= Trecho da página =
━━━━━━

Compreendo que a análise das provas carreadas também é questão de mérito. Quando o juiz tratou das provas juntadas, adentrou no mérito da questão.

Finalmente, a fundamentação de que o lapso entre uma ação e outra é de, apenas três meses, também merece retoque, afinal, as circunstâncias podem mudar, para ambas as partes, a qualquer tempo. Por isso, o artigo 1.699, do Código Cível, já mencionado, autoriza o ingresso da revisão, desde que ocorra mudança nas condições financeiras das partes. O legislador não adotou critério de tempo para a revisão, mas de mudança na situação econômica das partes.

Ex positis, nos termos acima, e com fundamento artigo 1.699, do Código Cível, conheço do Apelo, para dar provimento ao recurso, cassando a sentença que indeferiu a inicial, por ausência de interesse de agir.

É como voto.

Boa Vista (RR), em 06 de outubro de 2016.

JEFFERSON FERNANDES DA SILVA
Desembargador Relator

 

EMENTA

DIREITO CIVIL - APELAÇÃO CÍVEL - REVISIONAL DE ALIMENTOS - BINÔMIO: POSSIBILIDADE X NECESSIDADE - INDEFERIMENTO DA INICIAL - AUSÊNCIA DE POSSIBILIDADE JURÍDICA DO PEDIDO - IMPOSSIBILIDADE - MUDANÇA NA SITUAÇÃO FINANCEIRA DAS PARTES - QUESTÃO DE MÉRITO - E NÃO REQUISITO DA AÇÃO -  APELO CONHECIDO E PROVIDO.
1. Sobrevindo alteração na situação financeira do alimentante ou do alimentado, poderá haver exoneração, redução ou majoração do encargo (CC/2002: art. 1.699).
2. Os alimentos fixados podem ser revistos a qualquer tempo, desde que haja provas que demonstrem a alteração na capacidade financeira do alimentante e, por via de consequência, a impossibilidade em suportar o encargo que lhe foi atribuído, bem como, a necessidade do alimentado.

━━━━━━

= Instrução 1 =
Reescreva de forma mais concisa o parágrafo do trecho da página que começa com "Finalmente, a fundamentação de que o lapso", mantendo seus fatos principais.

= Listagem =
━━━━━━

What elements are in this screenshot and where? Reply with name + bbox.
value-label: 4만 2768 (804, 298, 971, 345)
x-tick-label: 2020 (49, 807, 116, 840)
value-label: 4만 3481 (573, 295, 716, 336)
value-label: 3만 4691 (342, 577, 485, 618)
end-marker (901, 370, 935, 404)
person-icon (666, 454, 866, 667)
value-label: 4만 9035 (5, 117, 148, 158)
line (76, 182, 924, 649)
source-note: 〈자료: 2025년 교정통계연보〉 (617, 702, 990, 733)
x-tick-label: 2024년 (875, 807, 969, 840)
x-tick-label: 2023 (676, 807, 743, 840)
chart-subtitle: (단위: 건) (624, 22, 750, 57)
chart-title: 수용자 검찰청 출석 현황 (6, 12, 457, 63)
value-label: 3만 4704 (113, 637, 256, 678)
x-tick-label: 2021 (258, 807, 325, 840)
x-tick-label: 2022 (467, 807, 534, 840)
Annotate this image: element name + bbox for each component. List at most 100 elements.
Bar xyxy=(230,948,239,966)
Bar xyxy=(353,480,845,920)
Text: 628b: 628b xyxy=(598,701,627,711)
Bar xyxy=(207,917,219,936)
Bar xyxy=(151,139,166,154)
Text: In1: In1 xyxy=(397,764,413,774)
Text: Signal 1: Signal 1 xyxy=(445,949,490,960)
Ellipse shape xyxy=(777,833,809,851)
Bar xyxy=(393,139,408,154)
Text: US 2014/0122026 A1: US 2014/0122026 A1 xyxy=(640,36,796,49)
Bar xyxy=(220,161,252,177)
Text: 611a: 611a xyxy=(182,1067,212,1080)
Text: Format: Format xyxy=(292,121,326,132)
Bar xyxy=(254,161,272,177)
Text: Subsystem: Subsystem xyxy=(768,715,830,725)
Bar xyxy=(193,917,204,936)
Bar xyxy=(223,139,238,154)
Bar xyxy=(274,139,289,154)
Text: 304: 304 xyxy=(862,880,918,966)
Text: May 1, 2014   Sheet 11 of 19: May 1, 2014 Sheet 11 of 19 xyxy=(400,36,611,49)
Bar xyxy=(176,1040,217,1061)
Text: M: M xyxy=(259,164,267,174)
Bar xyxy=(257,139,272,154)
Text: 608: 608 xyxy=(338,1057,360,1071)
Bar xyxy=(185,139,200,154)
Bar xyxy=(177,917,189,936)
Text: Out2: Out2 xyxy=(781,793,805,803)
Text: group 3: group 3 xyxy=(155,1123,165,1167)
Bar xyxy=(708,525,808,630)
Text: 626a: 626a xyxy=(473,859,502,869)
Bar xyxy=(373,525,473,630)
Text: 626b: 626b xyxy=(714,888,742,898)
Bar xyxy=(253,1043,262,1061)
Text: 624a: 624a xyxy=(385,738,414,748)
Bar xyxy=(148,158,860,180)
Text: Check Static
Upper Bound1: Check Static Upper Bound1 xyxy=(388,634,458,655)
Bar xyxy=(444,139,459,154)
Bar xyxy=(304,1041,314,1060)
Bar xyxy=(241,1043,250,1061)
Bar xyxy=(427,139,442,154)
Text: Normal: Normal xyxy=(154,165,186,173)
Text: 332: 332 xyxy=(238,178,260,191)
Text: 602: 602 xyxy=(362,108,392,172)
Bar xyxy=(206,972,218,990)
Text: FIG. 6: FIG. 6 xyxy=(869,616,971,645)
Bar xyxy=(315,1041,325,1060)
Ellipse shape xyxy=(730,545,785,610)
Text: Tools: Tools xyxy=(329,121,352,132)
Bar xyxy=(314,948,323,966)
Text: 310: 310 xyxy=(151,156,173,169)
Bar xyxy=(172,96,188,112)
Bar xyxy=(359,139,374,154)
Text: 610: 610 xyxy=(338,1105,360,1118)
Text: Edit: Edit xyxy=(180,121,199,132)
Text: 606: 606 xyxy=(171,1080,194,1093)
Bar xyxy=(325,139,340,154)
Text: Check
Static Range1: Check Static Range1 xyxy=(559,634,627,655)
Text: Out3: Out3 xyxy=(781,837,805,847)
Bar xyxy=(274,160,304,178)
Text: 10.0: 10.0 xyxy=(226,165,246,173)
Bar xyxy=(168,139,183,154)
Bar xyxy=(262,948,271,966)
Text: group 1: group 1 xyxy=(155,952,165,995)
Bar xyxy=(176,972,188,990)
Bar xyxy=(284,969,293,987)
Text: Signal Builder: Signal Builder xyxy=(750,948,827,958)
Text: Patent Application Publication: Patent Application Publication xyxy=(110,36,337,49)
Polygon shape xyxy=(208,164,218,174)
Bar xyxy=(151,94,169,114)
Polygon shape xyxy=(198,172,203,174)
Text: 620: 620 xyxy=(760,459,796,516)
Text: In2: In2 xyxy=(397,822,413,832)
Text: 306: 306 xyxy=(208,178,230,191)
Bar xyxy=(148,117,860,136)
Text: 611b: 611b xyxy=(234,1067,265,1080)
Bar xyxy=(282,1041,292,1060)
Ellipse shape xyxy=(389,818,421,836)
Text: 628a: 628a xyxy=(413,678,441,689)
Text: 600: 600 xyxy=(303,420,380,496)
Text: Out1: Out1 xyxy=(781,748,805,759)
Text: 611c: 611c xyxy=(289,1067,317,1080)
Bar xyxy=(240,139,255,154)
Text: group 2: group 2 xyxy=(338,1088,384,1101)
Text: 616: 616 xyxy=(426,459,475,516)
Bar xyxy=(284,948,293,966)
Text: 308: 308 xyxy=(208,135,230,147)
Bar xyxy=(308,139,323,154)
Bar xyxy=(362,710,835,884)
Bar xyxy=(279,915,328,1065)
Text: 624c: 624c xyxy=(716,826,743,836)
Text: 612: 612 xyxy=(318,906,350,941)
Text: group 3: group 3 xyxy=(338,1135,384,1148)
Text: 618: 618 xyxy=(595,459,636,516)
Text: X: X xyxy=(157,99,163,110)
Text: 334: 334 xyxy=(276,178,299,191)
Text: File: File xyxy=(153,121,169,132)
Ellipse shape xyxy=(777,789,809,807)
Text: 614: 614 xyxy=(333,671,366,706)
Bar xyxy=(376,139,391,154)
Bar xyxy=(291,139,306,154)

━━━━━━

= Instrução 2 =
Apresente como lista numerada as linhas da listagem, do início dela até a linha que contém "person-icon (666, 454, 866, 667)", inclusive, deixando de fora as linhas em branco.

= Resultado 1 =
O argumento de que entre uma ação e outra houve apenas três meses não se sustenta, pois as circunstâncias das partes podem mudar a qualquer tempo. O artigo 1.699 do Código Cível, já mencionado, autoriza a revisão sempre que mudam as condições financeiras das partes. O critério adotado pelo legislador não é o tempo, e sim a mudança na situação econômica das partes.

= Resultado 2 =
1. What elements are in this screenshot and where? Reply with name + bbox.
2. value-label: 4만 2768 (804, 298, 971, 345)
3. x-tick-label: 2020 (49, 807, 116, 840)
4. value-label: 4만 3481 (573, 295, 716, 336)
5. value-label: 3만 4691 (342, 577, 485, 618)
6. end-marker (901, 370, 935, 404)
7. person-icon (666, 454, 866, 667)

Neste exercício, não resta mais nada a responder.